The entries below should be output exactly as written.

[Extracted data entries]
***
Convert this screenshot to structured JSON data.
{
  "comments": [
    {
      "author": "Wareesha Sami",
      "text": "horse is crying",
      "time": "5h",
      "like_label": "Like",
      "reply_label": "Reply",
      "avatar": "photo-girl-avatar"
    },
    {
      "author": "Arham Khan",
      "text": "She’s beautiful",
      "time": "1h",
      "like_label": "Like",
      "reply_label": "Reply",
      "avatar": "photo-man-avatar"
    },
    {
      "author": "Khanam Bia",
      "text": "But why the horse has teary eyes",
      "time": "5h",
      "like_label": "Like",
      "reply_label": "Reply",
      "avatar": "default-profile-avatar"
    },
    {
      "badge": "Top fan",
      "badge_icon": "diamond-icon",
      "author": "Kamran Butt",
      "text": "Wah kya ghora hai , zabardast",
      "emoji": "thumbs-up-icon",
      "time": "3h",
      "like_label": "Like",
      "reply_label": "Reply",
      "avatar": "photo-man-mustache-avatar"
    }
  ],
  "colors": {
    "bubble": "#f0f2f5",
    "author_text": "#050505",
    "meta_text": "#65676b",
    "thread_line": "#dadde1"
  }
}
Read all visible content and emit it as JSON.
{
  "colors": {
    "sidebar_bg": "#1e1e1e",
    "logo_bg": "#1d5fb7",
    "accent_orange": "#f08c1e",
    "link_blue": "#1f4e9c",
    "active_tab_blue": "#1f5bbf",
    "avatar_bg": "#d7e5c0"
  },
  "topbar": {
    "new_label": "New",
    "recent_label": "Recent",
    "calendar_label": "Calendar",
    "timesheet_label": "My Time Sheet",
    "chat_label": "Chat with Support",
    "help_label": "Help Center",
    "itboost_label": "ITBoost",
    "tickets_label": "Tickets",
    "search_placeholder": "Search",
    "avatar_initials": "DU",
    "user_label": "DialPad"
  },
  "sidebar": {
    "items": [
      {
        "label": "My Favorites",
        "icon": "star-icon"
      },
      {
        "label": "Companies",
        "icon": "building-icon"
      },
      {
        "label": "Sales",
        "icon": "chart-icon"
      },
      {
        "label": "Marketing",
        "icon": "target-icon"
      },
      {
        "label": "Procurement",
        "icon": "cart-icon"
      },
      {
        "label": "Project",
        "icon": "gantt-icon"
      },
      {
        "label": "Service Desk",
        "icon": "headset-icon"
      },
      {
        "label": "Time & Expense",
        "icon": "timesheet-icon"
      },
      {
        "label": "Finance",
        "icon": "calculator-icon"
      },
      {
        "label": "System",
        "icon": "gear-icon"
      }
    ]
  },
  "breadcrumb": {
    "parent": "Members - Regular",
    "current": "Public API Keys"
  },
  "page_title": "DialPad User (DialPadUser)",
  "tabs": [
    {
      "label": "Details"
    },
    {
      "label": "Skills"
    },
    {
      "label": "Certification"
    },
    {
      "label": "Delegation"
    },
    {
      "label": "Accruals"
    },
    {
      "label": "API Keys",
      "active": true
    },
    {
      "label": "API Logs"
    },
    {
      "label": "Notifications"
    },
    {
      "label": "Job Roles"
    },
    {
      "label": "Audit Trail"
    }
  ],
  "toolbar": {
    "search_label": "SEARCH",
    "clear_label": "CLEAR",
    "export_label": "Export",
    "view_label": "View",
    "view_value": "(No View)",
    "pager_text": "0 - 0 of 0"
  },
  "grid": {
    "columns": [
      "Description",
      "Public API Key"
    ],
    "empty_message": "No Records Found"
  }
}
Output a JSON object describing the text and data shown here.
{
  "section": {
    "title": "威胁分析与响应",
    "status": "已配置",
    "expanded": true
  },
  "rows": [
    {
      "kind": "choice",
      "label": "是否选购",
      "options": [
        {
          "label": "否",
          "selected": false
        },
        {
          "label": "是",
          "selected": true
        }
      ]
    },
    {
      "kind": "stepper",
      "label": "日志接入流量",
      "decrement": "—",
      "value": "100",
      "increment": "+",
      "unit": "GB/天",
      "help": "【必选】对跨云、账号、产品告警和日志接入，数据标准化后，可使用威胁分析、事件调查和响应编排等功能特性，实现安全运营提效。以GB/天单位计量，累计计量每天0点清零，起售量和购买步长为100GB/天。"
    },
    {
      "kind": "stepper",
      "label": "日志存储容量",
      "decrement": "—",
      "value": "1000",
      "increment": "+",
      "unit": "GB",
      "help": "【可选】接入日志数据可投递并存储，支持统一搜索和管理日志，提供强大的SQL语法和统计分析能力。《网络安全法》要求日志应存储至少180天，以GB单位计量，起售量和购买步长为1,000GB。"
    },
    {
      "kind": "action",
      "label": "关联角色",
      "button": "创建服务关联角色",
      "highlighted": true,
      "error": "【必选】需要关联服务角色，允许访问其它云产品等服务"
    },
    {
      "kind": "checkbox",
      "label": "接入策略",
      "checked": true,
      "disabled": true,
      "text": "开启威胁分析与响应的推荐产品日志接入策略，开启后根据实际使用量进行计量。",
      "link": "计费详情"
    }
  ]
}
***
§ **SOLUTION BELOW**:
Convert this screenshot to structured JSON data.
{
  "comments": [
    {
      "author": "Wareesha Sami",
      "text": "horse is crying",
      "time": "5h",
      "like_label": "Like",
      "reply_label": "Reply",
      "avatar": "photo-girl-avatar"
    },
    {
      "author": "Arham Khan",
      "text": "She’s beautiful",
      "time": "1h",
      "like_label": "Like",
      "reply_label": "Reply",
      "avatar": "photo-man-avatar"
    },
    {
      "author": "Khanam Bia",
      "text": "But why the horse has teary eyes",
      "time": "5h",
      "like_label": "Like",
      "reply_label": "Reply",
      "avatar": "default-profile-avatar"
    },
    {
      "badge": "Top fan",
      "badge_icon": "diamond-icon",
      "author": "Kamran Butt",
      "text": "Wah kya ghora hai , zabardast",
      "emoji": "thumbs-up-icon",
      "time": "3h",
      "like_label": "Like",
      "reply_label": "Reply",
      "avatar": "photo-man-mustache-avatar"
    }
  ],
  "colors": {
    "bubble": "#f0f2f5",
    "author_text": "#050505",
    "meta_text": "#65676b",
    "thread_line": "#dadde1"
  }
}
Read all visible content and emit it as JSON.
{
  "colors": {
    "sidebar_bg": "#1e1e1e",
    "logo_bg": "#1d5fb7",
    "accent_orange": "#f08c1e",
    "link_blue": "#1f4e9c",
    "active_tab_blue": "#1f5bbf",
    "avatar_bg": "#d7e5c0"
  },
  "topbar": {
    "new_label": "New",
    "recent_label": "Recent",
    "calendar_label": "Calendar",
    "timesheet_label": "My Time Sheet",
    "chat_label": "Chat with Support",
    "help_label": "Help Center",
    "itboost_label": "ITBoost",
    "tickets_label": "Tickets",
    "search_placeholder": "Search",
    "avatar_initials": "DU",
    "user_label": "DialPad"
  },
  "sidebar": {
    "items": [
      {
        "label": "My Favorites",
        "icon": "star-icon"
      },
      {
        "label": "Companies",
        "icon": "building-icon"
      },
      {
        "label": "Sales",
        "icon": "chart-icon"
      },
      {
        "label": "Marketing",
        "icon": "target-icon"
      },
      {
        "label": "Procurement",
        "icon": "cart-icon"
      },
      {
        "label": "Project",
        "icon": "gantt-icon"
      },
      {
        "label": "Service Desk",
        "icon": "headset-icon"
      },
      {
        "label": "Time & Expense",
        "icon": "timesheet-icon"
      },
      {
        "label": "Finance",
        "icon": "calculator-icon"
      },
      {
        "label": "System",
        "icon": "gear-icon"
      }
    ]
  },
  "breadcrumb": {
    "parent": "Members - Regular",
    "current": "Public API Keys"
  },
  "page_title": "DialPad User (DialPadUser)",
  "tabs": [
    {
      "label": "Details"
    },
    {
      "label": "Skills"
    },
    {
      "label": "Certification"
    },
    {
      "label": "Delegation"
    },
    {
      "label": "Accruals"
    },
    {
      "label": "API Keys",
      "active": true
    },
    {
      "label": "API Logs"
    },
    {
      "label": "Notifications"
    },
    {
      "label": "Job Roles"
    },
    {
      "label": "Audit Trail"
    }
  ],
  "toolbar": {
    "search_label": "SEARCH",
    "clear_label": "CLEAR",
    "export_label": "Export",
    "view_label": "View",
    "view_value": "(No View)",
    "pager_text": "0 - 0 of 0"
  },
  "grid": {
    "columns": [
      "Description",
      "Public API Key"
    ],
    "empty_message": "No Records Found"
  }
}
Output a JSON object describing the text and data shown here.
{
  "section": {
    "title": "威胁分析与响应",
    "status": "已配置",
    "expanded": true
  },
  "rows": [
    {
      "kind": "choice",
      "label": "是否选购",
      "options": [
        {
          "label": "否",
          "selected": false
        },
        {
          "label": "是",
          "selected": true
        }
      ]
    },
    {
      "kind": "stepper",
      "label": "日志接入流量",
      "decrement": "—",
      "value": "100",
      "increment": "+",
      "unit": "GB/天",
      "help": "【必选】对跨云、账号、产品告警和日志接入，数据标准化后，可使用威胁分析、事件调查和响应编排等功能特性，实现安全运营提效。以GB/天单位计量，累计计量每天0点清零，起售量和购买步长为100GB/天。"
    },
    {
      "kind": "stepper",
      "label": "日志存储容量",
      "decrement": "—",
      "value": "1000",
      "increment": "+",
      "unit": "GB",
      "help": "【可选】接入日志数据可投递并存储，支持统一搜索和管理日志，提供强大的SQL语法和统计分析能力。《网络安全法》要求日志应存储至少180天，以GB单位计量，起售量和购买步长为1,000GB。"
    },
    {
      "kind": "action",
      "label": "关联角色",
      "button": "创建服务关联角色",
      "highlighted": true,
      "error": "【必选】需要关联服务角色，允许访问其它云产品等服务"
    },
    {
      "kind": "checkbox",
      "label": "接入策略",
      "checked": true,
      "disabled": true,
      "text": "开启威胁分析与响应的推荐产品日志接入策略，开启后根据实际使用量进行计量。",
      "link": "计费详情"
    }
  ]
}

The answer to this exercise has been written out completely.